Make an exact copy of the records, with the images left out.

>> start Material

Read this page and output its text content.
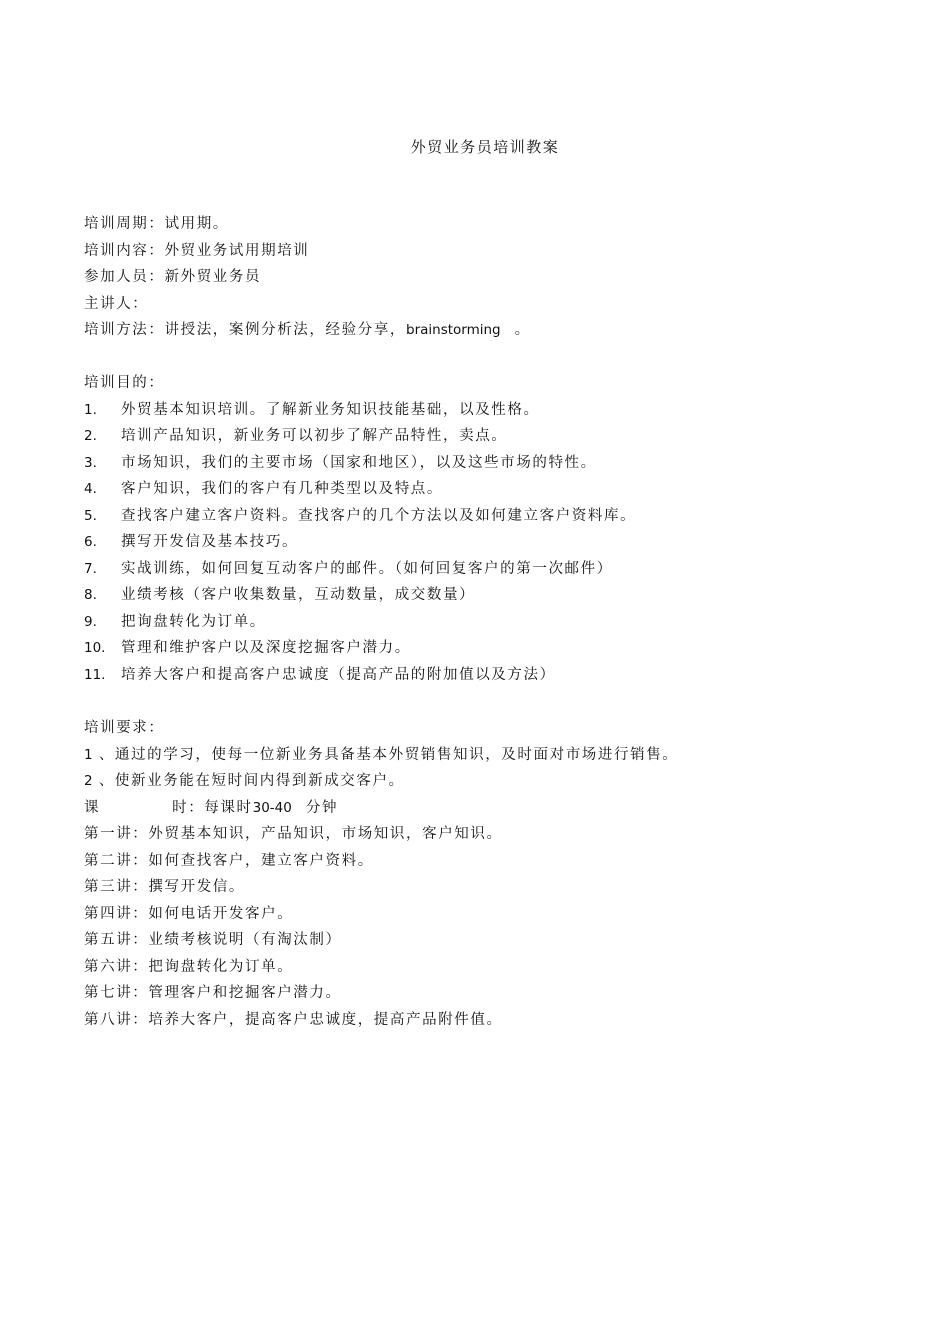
外贸业务员培训教案
培训周期：试用期。
培训内容：外贸业务试用期培训
参加人员：新外贸业务员
主讲人：
培训方法：讲授法，案例分析法，经验分享，brainstorming 。
培训目的：
1. 外贸基本知识培训。了解新业务知识技能基础，以及性格。
2. 培训产品知识，新业务可以初步了解产品特性，卖点。
3. 市场知识，我们的主要市场（国家和地区），以及这些市场的特性。
4. 客户知识，我们的客户有几种类型以及特点。
5. 查找客户建立客户资料。查找客户的几个方法以及如何建立客户资料库。
6. 撰写开发信及基本技巧。
7. 实战训练，如何回复互动客户的邮件。（如何回复客户的第一次邮件）
8. 业绩考核（客户收集数量，互动数量，成交数量）
9. 把询盘转化为订单。
10. 管理和维护客户以及深度挖掘客户潜力。
11. 培养大客户和提高客户忠诚度（提高产品的附加值以及方法）
培训要求：
1 、通过的学习，使每一位新业务具备基本外贸销售知识，及时面对市场进行销售。
2 、使新业务能在短时间内得到新成交客户。
课	时：每课时30-40 分钟
第一讲：外贸基本知识，产品知识，市场知识，客户知识。
第二讲：如何查找客户，建立客户资料。
第三讲：撰写开发信。
第四讲：如何电话开发客户。
第五讲：业绩考核说明（有淘汰制）
第六讲：把询盘转化为订单。
第七讲：管理客户和挖掘客户潜力。
第八讲：培养大客户，提高客户忠诚度，提高产品附件值。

>> end Material

- Answer to the task
Read this page and output its text content.
外贸业务员培训教案
培训周期：试用期。
培训内容：外贸业务试用期培训
参加人员：新外贸业务员
主讲人：
培训方法：讲授法，案例分析法，经验分享，brainstorming 。
培训目的：
1. 外贸基本知识培训。了解新业务知识技能基础，以及性格。
2. 培训产品知识，新业务可以初步了解产品特性，卖点。
3. 市场知识，我们的主要市场（国家和地区），以及这些市场的特性。
4. 客户知识，我们的客户有几种类型以及特点。
5. 查找客户建立客户资料。查找客户的几个方法以及如何建立客户资料库。
6. 撰写开发信及基本技巧。
7. 实战训练，如何回复互动客户的邮件。（如何回复客户的第一次邮件）
8. 业绩考核（客户收集数量，互动数量，成交数量）
9. 把询盘转化为订单。
10. 管理和维护客户以及深度挖掘客户潜力。
11. 培养大客户和提高客户忠诚度（提高产品的附加值以及方法）
培训要求：
1 、通过的学习，使每一位新业务具备基本外贸销售知识，及时面对市场进行销售。
2 、使新业务能在短时间内得到新成交客户。
课	时：每课时30-40 分钟
第一讲：外贸基本知识，产品知识，市场知识，客户知识。
第二讲：如何查找客户，建立客户资料。
第三讲：撰写开发信。
第四讲：如何电话开发客户。
第五讲：业绩考核说明（有淘汰制）
第六讲：把询盘转化为订单。
第七讲：管理客户和挖掘客户潜力。
第八讲：培养大客户，提高客户忠诚度，提高产品附件值。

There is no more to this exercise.